EXERCISE GOAL:
Repeat every record exactly.

DATASET ENTRIES:
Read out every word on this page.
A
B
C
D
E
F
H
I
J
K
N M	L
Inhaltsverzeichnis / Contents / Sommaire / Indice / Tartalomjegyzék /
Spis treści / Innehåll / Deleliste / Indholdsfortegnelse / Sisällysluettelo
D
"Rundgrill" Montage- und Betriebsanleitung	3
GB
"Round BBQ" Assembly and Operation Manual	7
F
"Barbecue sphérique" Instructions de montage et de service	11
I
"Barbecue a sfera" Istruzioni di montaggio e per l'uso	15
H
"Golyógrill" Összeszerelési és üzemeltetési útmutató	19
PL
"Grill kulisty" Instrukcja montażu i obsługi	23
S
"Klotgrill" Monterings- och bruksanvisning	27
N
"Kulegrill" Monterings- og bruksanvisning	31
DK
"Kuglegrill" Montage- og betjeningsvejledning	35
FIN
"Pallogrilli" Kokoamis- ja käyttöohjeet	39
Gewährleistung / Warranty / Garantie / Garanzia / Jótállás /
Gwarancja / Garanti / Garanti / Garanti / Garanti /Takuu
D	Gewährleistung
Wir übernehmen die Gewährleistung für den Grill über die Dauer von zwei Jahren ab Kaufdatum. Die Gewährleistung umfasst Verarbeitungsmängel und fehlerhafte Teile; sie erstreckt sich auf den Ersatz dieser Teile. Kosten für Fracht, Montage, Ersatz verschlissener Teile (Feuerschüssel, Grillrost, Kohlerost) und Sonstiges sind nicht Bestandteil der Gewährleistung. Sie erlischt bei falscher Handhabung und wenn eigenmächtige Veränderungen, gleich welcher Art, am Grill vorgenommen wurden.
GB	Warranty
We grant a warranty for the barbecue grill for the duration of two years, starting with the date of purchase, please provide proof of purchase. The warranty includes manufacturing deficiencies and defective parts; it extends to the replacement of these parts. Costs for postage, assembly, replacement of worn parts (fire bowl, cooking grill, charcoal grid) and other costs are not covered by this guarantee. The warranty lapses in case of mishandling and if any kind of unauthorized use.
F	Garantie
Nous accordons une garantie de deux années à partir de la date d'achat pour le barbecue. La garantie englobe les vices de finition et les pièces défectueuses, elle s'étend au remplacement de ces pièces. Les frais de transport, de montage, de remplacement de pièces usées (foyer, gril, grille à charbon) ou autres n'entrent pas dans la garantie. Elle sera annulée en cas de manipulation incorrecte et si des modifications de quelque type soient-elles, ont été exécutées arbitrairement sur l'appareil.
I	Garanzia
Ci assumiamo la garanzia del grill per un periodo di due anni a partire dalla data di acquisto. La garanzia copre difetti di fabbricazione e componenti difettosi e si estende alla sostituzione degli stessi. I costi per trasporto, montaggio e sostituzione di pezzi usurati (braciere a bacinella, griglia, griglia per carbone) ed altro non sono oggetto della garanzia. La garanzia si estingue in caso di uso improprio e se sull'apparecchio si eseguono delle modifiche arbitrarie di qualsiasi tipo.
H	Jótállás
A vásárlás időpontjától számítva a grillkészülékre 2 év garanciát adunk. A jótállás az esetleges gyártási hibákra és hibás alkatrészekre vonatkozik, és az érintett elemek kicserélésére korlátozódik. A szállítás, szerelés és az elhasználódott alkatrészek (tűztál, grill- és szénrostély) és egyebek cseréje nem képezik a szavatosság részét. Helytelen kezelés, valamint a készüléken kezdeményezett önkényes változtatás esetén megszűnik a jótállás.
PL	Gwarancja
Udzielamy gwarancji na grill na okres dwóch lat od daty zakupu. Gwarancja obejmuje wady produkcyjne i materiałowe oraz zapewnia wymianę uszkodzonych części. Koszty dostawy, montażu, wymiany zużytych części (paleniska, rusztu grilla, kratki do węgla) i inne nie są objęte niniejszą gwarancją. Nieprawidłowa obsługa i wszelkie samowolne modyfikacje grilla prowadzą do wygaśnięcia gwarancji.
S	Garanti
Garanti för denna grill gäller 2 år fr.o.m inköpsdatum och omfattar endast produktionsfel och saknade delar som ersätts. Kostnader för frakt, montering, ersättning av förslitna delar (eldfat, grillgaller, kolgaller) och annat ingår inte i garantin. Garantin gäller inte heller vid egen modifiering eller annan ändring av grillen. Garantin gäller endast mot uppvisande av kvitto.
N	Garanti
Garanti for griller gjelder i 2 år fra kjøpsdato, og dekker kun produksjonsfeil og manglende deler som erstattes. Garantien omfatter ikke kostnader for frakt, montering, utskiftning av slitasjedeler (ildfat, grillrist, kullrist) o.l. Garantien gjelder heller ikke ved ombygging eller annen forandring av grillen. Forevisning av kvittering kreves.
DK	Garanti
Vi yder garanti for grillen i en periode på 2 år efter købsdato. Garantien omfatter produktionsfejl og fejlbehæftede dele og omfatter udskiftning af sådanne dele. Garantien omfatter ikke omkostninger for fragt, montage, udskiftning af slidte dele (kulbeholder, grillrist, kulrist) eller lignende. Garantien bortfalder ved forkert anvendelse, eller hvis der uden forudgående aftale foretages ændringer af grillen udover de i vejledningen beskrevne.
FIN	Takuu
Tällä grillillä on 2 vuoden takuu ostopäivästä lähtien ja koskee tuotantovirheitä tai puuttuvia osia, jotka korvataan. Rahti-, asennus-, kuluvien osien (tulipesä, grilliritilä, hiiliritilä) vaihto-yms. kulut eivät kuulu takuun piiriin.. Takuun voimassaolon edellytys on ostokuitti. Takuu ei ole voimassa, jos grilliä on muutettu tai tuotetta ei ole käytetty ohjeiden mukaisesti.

ANSWER SPACE:
Read out every word on this page.
A
B
C
D
E
F
H
I
J
K
N M	L
Inhaltsverzeichnis / Contents / Sommaire / Indice / Tartalomjegyzék /
Spis treści / Innehåll / Deleliste / Indholdsfortegnelse / Sisällysluettelo
D
"Rundgrill" Montage- und Betriebsanleitung	3
GB
"Round BBQ" Assembly and Operation Manual	7
F
"Barbecue sphérique" Instructions de montage et de service	11
I
"Barbecue a sfera" Istruzioni di montaggio e per l'uso	15
H
"Golyógrill" Összeszerelési és üzemeltetési útmutató	19
PL
"Grill kulisty" Instrukcja montażu i obsługi	23
S
"Klotgrill" Monterings- och bruksanvisning	27
N
"Kulegrill" Monterings- og bruksanvisning	31
DK
"Kuglegrill" Montage- og betjeningsvejledning	35
FIN
"Pallogrilli" Kokoamis- ja käyttöohjeet	39
Gewährleistung / Warranty / Garantie / Garanzia / Jótállás /
Gwarancja / Garanti / Garanti / Garanti / Garanti /Takuu
D	Gewährleistung
Wir übernehmen die Gewährleistung für den Grill über die Dauer von zwei Jahren ab Kaufdatum. Die Gewährleistung umfasst Verarbeitungsmängel und fehlerhafte Teile; sie erstreckt sich auf den Ersatz dieser Teile. Kosten für Fracht, Montage, Ersatz verschlissener Teile (Feuerschüssel, Grillrost, Kohlerost) und Sonstiges sind nicht Bestandteil der Gewährleistung. Sie erlischt bei falscher Handhabung und wenn eigenmächtige Veränderungen, gleich welcher Art, am Grill vorgenommen wurden.
GB	Warranty
We grant a warranty for the barbecue grill for the duration of two years, starting with the date of purchase, please provide proof of purchase. The warranty includes manufacturing deficiencies and defective parts; it extends to the replacement of these parts. Costs for postage, assembly, replacement of worn parts (fire bowl, cooking grill, charcoal grid) and other costs are not covered by this guarantee. The warranty lapses in case of mishandling and if any kind of unauthorized use.
F	Garantie
Nous accordons une garantie de deux années à partir de la date d'achat pour le barbecue. La garantie englobe les vices de finition et les pièces défectueuses, elle s'étend au remplacement de ces pièces. Les frais de transport, de montage, de remplacement de pièces usées (foyer, gril, grille à charbon) ou autres n'entrent pas dans la garantie. Elle sera annulée en cas de manipulation incorrecte et si des modifications de quelque type soient-elles, ont été exécutées arbitrairement sur l'appareil.
I	Garanzia
Ci assumiamo la garanzia del grill per un periodo di due anni a partire dalla data di acquisto. La garanzia copre difetti di fabbricazione e componenti difettosi e si estende alla sostituzione degli stessi. I costi per trasporto, montaggio e sostituzione di pezzi usurati (braciere a bacinella, griglia, griglia per carbone) ed altro non sono oggetto della garanzia. La garanzia si estingue in caso di uso improprio e se sull'apparecchio si eseguono delle modifiche arbitrarie di qualsiasi tipo.
H	Jótállás
A vásárlás időpontjától számítva a grillkészülékre 2 év garanciát adunk. A jótállás az esetleges gyártási hibákra és hibás alkatrészekre vonatkozik, és az érintett elemek kicserélésére korlátozódik. A szállítás, szerelés és az elhasználódott alkatrészek (tűztál, grill- és szénrostély) és egyebek cseréje nem képezik a szavatosság részét. Helytelen kezelés, valamint a készüléken kezdeményezett önkényes változtatás esetén megszűnik a jótállás.
PL	Gwarancja
Udzielamy gwarancji na grill na okres dwóch lat od daty zakupu. Gwarancja obejmuje wady produkcyjne i materiałowe oraz zapewnia wymianę uszkodzonych części. Koszty dostawy, montażu, wymiany zużytych części (paleniska, rusztu grilla, kratki do węgla) i inne nie są objęte niniejszą gwarancją. Nieprawidłowa obsługa i wszelkie samowolne modyfikacje grilla prowadzą do wygaśnięcia gwarancji.
S	Garanti
Garanti för denna grill gäller 2 år fr.o.m inköpsdatum och omfattar endast produktionsfel och saknade delar som ersätts. Kostnader för frakt, montering, ersättning av förslitna delar (eldfat, grillgaller, kolgaller) och annat ingår inte i garantin. Garantin gäller inte heller vid egen modifiering eller annan ändring av grillen. Garantin gäller endast mot uppvisande av kvitto.
N	Garanti
Garanti for griller gjelder i 2 år fra kjøpsdato, og dekker kun produksjonsfeil og manglende deler som erstattes. Garantien omfatter ikke kostnader for frakt, montering, utskiftning av slitasjedeler (ildfat, grillrist, kullrist) o.l. Garantien gjelder heller ikke ved ombygging eller annen forandring av grillen. Forevisning av kvittering kreves.
DK	Garanti
Vi yder garanti for grillen i en periode på 2 år efter købsdato. Garantien omfatter produktionsfejl og fejlbehæftede dele og omfatter udskiftning af sådanne dele. Garantien omfatter ikke omkostninger for fragt, montage, udskiftning af slidte dele (kulbeholder, grillrist, kulrist) eller lignende. Garantien bortfalder ved forkert anvendelse, eller hvis der uden forudgående aftale foretages ændringer af grillen udover de i vejledningen beskrevne.
FIN	Takuu
Tällä grillillä on 2 vuoden takuu ostopäivästä lähtien ja koskee tuotantovirheitä tai puuttuvia osia, jotka korvataan. Rahti-, asennus-, kuluvien osien (tulipesä, grilliritilä, hiiliritilä) vaihto-yms. kulut eivät kuulu takuun piiriin.. Takuun voimassaolon edellytys on ostokuitti. Takuu ei ole voimassa, jos grilliä on muutettu tai tuotetta ei ole käytetty ohjeiden mukaisesti.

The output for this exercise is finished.